Start Given information

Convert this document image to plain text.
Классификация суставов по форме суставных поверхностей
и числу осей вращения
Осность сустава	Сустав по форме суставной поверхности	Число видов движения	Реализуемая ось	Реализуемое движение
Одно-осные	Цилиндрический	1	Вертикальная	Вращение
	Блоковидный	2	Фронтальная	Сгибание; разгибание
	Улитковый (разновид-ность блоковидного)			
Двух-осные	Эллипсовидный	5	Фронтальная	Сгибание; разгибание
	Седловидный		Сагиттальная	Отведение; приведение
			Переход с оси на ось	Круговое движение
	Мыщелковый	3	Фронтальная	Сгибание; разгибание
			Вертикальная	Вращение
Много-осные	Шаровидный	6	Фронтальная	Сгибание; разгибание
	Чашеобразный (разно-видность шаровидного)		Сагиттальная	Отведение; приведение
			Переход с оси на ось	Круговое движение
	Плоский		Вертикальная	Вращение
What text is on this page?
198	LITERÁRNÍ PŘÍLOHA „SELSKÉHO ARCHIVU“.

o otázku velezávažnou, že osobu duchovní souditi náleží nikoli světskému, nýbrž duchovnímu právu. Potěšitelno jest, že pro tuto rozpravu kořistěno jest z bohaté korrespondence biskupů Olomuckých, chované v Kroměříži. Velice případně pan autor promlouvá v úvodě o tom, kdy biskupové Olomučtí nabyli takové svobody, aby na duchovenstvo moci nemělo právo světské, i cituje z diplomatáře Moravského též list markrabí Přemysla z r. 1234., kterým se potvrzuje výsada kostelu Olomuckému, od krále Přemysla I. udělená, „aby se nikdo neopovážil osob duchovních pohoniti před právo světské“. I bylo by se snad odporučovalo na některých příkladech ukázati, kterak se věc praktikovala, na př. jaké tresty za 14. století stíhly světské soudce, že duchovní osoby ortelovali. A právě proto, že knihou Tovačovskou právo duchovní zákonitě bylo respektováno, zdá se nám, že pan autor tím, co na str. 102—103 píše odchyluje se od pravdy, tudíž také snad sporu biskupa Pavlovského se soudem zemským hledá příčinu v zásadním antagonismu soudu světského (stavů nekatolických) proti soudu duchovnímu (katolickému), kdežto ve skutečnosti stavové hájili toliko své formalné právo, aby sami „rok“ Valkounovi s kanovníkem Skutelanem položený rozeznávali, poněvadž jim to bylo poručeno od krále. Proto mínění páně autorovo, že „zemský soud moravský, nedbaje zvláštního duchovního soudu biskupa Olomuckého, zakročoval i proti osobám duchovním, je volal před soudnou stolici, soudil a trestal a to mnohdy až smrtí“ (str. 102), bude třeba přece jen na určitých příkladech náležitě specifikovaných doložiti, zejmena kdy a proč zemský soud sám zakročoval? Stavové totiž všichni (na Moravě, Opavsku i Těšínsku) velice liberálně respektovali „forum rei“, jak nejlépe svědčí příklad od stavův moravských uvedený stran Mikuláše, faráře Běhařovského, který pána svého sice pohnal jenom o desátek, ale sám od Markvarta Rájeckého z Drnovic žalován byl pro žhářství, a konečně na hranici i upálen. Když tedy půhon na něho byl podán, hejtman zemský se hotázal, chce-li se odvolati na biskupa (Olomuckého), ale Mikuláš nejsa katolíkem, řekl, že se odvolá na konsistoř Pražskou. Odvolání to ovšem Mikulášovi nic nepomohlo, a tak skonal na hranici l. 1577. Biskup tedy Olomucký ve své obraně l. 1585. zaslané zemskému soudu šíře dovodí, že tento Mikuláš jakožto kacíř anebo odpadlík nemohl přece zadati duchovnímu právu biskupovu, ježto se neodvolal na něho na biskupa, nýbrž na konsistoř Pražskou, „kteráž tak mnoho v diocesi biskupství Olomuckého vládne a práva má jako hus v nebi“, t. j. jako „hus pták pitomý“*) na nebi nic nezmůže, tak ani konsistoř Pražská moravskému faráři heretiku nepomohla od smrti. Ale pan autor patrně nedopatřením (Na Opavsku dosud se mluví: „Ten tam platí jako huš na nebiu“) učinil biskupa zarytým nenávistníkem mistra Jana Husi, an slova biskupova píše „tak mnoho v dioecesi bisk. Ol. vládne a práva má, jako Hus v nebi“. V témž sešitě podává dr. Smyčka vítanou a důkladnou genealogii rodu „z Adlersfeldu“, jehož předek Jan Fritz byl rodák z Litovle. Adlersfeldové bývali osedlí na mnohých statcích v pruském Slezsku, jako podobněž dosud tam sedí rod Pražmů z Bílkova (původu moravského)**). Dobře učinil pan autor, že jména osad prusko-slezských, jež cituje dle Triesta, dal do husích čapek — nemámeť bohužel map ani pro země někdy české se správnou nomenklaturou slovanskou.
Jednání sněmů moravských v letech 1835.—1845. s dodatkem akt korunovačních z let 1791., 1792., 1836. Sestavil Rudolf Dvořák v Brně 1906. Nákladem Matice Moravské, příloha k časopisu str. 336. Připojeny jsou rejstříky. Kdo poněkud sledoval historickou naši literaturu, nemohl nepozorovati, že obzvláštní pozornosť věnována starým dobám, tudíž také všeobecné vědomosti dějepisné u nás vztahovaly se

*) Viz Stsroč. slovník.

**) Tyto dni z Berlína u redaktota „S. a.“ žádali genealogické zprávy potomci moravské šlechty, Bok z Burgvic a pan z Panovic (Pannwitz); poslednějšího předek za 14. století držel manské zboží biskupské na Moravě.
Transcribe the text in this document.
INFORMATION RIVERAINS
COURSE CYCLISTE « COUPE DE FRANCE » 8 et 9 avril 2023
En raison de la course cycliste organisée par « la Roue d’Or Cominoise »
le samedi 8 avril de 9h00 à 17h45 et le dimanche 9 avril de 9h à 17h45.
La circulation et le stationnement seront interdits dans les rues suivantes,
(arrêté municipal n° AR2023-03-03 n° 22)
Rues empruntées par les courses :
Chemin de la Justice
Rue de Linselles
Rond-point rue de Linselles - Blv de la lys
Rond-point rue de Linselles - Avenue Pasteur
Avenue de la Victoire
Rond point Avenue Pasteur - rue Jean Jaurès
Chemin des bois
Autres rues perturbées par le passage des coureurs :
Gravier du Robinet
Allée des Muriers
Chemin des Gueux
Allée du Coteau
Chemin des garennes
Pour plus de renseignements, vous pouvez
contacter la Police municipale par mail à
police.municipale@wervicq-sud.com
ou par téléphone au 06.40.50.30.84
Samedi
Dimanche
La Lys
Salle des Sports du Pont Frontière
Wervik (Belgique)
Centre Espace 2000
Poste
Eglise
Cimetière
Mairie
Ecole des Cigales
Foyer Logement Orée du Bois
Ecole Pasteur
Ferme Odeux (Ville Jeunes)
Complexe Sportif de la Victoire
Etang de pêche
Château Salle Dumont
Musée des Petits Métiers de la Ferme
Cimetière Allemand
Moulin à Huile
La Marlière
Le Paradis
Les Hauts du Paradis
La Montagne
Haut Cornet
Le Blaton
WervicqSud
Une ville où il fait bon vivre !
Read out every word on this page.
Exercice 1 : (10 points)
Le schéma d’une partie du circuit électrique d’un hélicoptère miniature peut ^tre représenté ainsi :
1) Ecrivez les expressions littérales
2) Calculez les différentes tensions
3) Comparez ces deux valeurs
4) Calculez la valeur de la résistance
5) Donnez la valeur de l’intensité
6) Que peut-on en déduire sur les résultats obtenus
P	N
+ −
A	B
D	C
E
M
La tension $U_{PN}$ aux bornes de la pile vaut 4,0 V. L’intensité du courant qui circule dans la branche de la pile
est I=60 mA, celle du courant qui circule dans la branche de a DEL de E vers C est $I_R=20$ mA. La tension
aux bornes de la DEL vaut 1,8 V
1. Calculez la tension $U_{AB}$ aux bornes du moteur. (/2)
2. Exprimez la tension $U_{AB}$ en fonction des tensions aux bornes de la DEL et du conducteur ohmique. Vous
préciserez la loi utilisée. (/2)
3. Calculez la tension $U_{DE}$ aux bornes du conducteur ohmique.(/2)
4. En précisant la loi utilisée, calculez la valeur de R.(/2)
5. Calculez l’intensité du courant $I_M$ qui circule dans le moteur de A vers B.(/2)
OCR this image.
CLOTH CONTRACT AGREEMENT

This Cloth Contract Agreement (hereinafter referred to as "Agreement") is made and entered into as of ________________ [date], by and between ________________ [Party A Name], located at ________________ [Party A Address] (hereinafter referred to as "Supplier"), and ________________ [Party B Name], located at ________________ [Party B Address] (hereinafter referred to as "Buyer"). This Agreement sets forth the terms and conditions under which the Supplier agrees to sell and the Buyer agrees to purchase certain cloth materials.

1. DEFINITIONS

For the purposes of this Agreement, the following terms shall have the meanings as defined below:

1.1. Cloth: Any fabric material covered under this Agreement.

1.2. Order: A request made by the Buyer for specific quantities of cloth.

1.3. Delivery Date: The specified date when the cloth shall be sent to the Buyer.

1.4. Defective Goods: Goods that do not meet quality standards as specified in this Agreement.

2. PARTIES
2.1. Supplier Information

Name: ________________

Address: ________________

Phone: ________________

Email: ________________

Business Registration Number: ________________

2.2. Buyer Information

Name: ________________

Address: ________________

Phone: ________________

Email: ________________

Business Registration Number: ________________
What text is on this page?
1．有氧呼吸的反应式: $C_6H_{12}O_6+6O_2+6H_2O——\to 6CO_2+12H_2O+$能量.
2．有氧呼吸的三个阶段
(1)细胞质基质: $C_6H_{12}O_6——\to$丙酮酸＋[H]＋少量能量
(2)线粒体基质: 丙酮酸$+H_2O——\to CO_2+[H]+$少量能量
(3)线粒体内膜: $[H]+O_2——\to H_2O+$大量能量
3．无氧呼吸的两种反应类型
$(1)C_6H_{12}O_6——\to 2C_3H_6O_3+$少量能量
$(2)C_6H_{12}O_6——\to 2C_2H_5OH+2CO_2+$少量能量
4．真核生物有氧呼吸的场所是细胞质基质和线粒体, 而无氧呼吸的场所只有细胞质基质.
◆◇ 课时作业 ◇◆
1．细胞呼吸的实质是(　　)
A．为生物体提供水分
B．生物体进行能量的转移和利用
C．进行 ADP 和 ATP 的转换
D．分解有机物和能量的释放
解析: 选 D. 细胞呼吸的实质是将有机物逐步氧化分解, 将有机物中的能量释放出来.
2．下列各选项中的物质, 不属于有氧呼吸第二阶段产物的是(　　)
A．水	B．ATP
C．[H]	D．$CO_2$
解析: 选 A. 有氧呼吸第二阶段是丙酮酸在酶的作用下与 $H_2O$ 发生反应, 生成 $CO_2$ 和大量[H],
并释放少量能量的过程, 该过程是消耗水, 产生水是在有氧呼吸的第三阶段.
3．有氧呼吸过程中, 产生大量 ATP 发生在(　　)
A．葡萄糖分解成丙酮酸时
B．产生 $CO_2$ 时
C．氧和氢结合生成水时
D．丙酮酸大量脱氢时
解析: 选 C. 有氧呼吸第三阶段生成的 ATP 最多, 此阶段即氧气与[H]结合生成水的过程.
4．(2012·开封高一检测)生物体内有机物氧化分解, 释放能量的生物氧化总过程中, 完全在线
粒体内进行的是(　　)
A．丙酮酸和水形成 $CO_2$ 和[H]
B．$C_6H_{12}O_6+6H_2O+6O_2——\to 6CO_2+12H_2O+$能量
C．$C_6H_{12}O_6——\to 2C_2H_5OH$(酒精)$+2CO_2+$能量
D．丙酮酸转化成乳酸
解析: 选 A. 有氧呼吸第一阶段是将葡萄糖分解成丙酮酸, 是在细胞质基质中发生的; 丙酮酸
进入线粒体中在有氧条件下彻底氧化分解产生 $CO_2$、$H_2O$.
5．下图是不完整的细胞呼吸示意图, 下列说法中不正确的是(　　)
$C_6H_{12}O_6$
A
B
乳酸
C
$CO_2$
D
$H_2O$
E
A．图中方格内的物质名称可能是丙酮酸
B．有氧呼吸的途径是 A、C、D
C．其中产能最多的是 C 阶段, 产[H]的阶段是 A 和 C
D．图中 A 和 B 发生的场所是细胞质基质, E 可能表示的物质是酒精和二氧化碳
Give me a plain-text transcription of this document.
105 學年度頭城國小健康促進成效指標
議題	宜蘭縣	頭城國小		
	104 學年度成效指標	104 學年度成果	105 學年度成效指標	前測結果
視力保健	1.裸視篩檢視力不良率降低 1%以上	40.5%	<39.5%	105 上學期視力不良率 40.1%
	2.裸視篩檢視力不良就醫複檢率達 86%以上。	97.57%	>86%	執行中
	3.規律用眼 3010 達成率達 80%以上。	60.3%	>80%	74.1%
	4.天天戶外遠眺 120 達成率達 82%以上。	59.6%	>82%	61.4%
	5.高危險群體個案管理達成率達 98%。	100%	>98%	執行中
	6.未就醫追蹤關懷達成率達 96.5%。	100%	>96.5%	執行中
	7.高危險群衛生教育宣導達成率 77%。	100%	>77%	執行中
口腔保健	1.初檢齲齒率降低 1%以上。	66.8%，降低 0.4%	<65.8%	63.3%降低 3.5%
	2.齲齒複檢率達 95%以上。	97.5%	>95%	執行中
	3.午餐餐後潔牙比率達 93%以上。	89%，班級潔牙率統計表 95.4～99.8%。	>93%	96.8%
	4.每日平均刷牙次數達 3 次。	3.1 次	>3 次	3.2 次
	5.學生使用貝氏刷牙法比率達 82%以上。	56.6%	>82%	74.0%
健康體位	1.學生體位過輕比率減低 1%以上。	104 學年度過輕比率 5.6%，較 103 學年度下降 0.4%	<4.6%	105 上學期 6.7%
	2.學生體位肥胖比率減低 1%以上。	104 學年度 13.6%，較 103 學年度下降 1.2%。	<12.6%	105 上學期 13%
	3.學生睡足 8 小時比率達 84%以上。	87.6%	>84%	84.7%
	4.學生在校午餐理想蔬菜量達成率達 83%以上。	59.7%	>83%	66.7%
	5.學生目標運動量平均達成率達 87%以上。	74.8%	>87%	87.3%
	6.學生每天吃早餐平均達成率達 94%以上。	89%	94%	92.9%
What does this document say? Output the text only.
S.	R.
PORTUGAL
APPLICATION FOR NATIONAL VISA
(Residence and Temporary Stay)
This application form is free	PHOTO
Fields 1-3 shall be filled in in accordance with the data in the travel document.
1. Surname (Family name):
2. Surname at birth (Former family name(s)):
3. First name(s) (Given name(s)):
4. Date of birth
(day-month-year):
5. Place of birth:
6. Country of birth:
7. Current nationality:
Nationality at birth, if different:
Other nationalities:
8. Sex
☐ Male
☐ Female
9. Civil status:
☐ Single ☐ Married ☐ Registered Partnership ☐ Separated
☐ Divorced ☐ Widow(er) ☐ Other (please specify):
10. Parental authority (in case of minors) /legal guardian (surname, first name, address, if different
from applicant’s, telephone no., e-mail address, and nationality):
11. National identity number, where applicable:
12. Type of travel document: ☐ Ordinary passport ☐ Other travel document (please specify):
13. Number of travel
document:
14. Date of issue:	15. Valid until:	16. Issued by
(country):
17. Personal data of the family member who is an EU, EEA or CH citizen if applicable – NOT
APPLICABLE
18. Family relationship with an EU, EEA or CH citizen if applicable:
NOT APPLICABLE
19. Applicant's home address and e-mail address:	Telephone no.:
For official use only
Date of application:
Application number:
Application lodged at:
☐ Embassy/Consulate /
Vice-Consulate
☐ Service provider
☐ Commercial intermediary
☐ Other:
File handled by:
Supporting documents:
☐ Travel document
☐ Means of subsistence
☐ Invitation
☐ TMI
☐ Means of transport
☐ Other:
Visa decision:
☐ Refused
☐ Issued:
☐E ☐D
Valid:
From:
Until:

End Given information

## Task:
In the material above, find the lines that contain "data" and show them.

## Result below:
Fields 1-3 shall be filled in in accordance with the data in the travel document.
17. Personal data of the family member who is an EU, EEA or CH citizen if applicable – NOT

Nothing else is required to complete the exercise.